Brief A ->
Answer these about the Azure Data Lake Store text below:
(i) Which components of the Apache Hadoop ecosystem does it name as able to access ADLS?
(ii) Which file-system operations does it name as showing performance differences among cloud stores?
(iii) What storage does it say ADLS performance is described relative to?
Brief B ->
Carry the Azure Data Lake Store text below forward from its final sentence.

>> BEGIN Text excerpt

Azure Data Lake Store (ADLS) is a highly scalable cloud-based data store that is designed for collecting, storing and analyzing large amounts of data, and is ideal for enterprise-grade applications. Data can originate from almost any source, such as Internet applications and mobile devices; it is stored securely and durably, while being highly available in any geographic region. ADLS is performance-tuned for big data analytics and can be easily accessed from many components of the Apache Hadoop ecosystem, such as MapReduce, Apache Spark, Apache Impala (incubating) and Apache Hive.
Since cloud data storage is a relatively new feature for several users of Hadoop and CDH, many of the questions they frequently have pertain to the performance of such stores compared to direct-attached HDFS storage. For instance, is there a performance tradeoff to be made in return for a lower TCO? Cloud stores from various providers are implemented differently, resulting in performance differences associated with file-system operations such as renames, listing, and replication. Cloud stores have also been designed with different consistency models. This article describes the performance characteristics of ADLS relative to Azure disk storage when used with CDH.

>> END Text excerpt
>> BEGIN Material supplied

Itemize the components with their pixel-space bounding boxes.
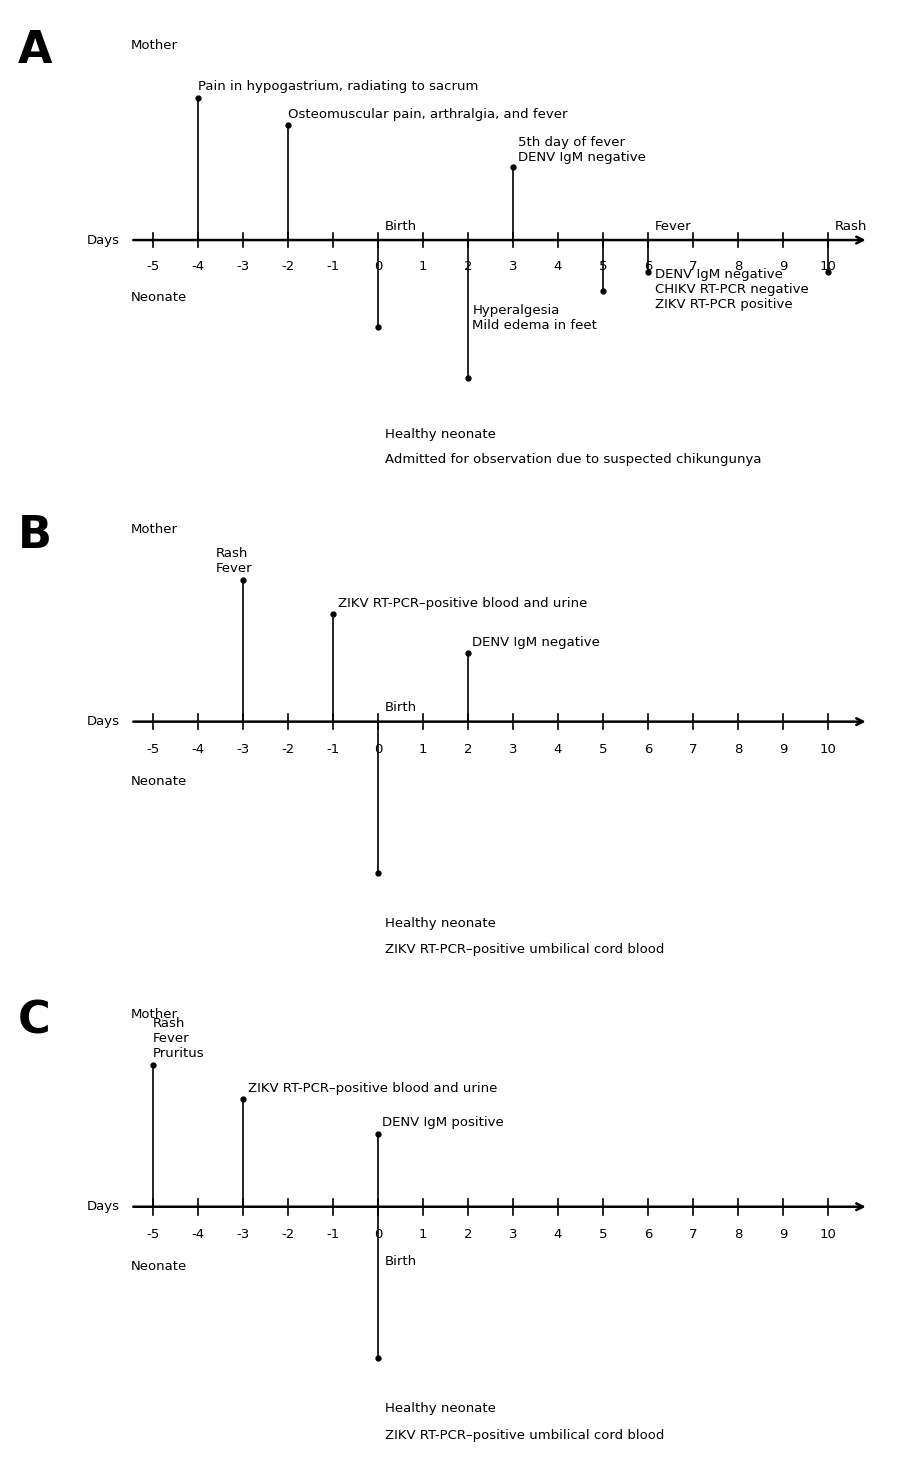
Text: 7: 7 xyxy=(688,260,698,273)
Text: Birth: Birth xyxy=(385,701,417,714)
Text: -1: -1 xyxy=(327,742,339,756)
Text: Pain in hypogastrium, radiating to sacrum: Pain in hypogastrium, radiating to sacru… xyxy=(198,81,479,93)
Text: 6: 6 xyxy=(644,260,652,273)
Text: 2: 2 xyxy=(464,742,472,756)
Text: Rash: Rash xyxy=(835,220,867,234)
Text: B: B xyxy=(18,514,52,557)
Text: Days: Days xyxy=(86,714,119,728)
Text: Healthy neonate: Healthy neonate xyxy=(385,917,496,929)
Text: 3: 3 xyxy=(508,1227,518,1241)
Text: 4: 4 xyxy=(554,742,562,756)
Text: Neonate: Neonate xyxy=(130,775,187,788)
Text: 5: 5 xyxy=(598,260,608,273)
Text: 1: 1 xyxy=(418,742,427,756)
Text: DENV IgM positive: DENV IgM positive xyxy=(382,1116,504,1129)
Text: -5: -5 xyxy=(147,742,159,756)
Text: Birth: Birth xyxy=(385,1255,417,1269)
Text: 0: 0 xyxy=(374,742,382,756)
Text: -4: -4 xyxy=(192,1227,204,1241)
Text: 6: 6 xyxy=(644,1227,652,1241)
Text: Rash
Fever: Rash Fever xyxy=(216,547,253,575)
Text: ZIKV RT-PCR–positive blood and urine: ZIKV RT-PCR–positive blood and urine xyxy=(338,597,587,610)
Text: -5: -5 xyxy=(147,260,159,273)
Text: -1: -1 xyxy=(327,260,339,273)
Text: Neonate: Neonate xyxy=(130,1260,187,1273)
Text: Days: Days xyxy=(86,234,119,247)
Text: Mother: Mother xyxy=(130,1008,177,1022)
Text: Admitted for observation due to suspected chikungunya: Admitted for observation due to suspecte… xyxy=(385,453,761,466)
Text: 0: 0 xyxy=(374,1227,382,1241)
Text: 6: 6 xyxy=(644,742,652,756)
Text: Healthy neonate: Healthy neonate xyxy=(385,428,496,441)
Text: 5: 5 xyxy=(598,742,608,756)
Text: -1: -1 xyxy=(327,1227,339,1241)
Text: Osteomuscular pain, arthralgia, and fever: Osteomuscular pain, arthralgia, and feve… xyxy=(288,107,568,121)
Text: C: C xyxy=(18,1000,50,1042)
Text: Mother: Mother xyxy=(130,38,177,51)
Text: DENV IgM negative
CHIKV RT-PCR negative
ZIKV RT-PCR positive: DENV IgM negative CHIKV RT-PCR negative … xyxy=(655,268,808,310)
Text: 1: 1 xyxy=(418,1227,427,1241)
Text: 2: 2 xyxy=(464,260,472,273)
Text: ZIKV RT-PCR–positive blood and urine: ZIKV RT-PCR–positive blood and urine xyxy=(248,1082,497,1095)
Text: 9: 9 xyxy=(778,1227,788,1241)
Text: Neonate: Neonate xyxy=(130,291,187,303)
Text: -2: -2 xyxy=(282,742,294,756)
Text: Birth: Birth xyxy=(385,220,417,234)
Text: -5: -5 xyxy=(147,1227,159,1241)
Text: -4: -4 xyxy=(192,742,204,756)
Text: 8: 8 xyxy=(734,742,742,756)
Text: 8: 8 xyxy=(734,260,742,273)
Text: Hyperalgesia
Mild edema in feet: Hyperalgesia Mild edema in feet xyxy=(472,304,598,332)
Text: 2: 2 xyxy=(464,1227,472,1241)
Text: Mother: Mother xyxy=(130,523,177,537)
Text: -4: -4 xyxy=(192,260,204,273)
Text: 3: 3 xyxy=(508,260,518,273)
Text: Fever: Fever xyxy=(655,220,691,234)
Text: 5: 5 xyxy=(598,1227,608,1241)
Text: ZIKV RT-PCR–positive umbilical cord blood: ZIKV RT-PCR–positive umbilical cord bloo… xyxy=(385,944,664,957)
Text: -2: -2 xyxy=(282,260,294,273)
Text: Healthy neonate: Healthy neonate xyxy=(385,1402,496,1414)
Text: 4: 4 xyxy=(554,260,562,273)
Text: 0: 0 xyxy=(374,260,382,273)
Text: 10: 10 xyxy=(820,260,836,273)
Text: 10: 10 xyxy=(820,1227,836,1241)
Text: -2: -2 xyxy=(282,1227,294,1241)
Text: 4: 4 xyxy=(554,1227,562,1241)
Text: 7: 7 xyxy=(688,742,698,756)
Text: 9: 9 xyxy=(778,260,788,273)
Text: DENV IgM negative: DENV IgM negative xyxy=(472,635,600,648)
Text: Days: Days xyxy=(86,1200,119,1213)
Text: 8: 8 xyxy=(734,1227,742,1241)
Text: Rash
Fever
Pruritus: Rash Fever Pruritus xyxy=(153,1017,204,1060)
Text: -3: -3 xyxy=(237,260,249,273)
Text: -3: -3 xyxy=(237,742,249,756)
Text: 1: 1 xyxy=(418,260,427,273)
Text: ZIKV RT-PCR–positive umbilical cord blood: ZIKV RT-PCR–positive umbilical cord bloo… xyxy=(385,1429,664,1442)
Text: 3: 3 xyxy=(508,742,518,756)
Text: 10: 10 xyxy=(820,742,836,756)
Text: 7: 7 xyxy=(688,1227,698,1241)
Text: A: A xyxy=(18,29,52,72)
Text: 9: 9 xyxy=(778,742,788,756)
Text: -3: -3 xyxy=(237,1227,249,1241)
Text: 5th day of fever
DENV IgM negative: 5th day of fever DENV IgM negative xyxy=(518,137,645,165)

>> END Material supplied

Expected answer A ->
(i) MapReduce, Apache Spark, Apache Impala (incubating) and Apache Hive.
(ii) Renames, listing, and replication.
(iii) Azure disk storage, when used with CDH.

Expected answer B ->
We used the following methods and workloads to evaluate the performance of ADLS and Azure Premium disk storage:
- The Azure CLI
- The Azure native SDK, via Python scripts
- Hadoop distcp
- MapReduce jobs
Runs were carried out both to upload data to, and download data from ADLS and disk storage. For each test, the resource bottlenecks limiting ADLS connector performance were identified and parameters tuned, so as to obtain the best possible performance.
Single Node Test
To obtain a basic assessment of ADLS performance, a simple technique would be to use a Hadoop cluster setup on Azure with a single Data Node. The Data Node is configured to have both Azure attached Premium Storage disks as well as ADLS access for comparative purposes. The goal here is to test for the best single-node throughput possible to and from ADLS. The I/O profile for this test consists of large sequential writes and reads exclusively. Cloud stores are designed to scale well for high throughput I/O. Since there are limits to how much data a single processing thread can move, the onus is on the user to use concurrency to perform as many I/O transfers in parallel as possible at a time.
We used the Azure native SDK for these single node tests as we learned it delivers better performance as compared to the Azure CLI. Doing this helps establish a baseline for comparisons with the Hadoop application-level results in the next section. Python scripts permit easy access to the SDK.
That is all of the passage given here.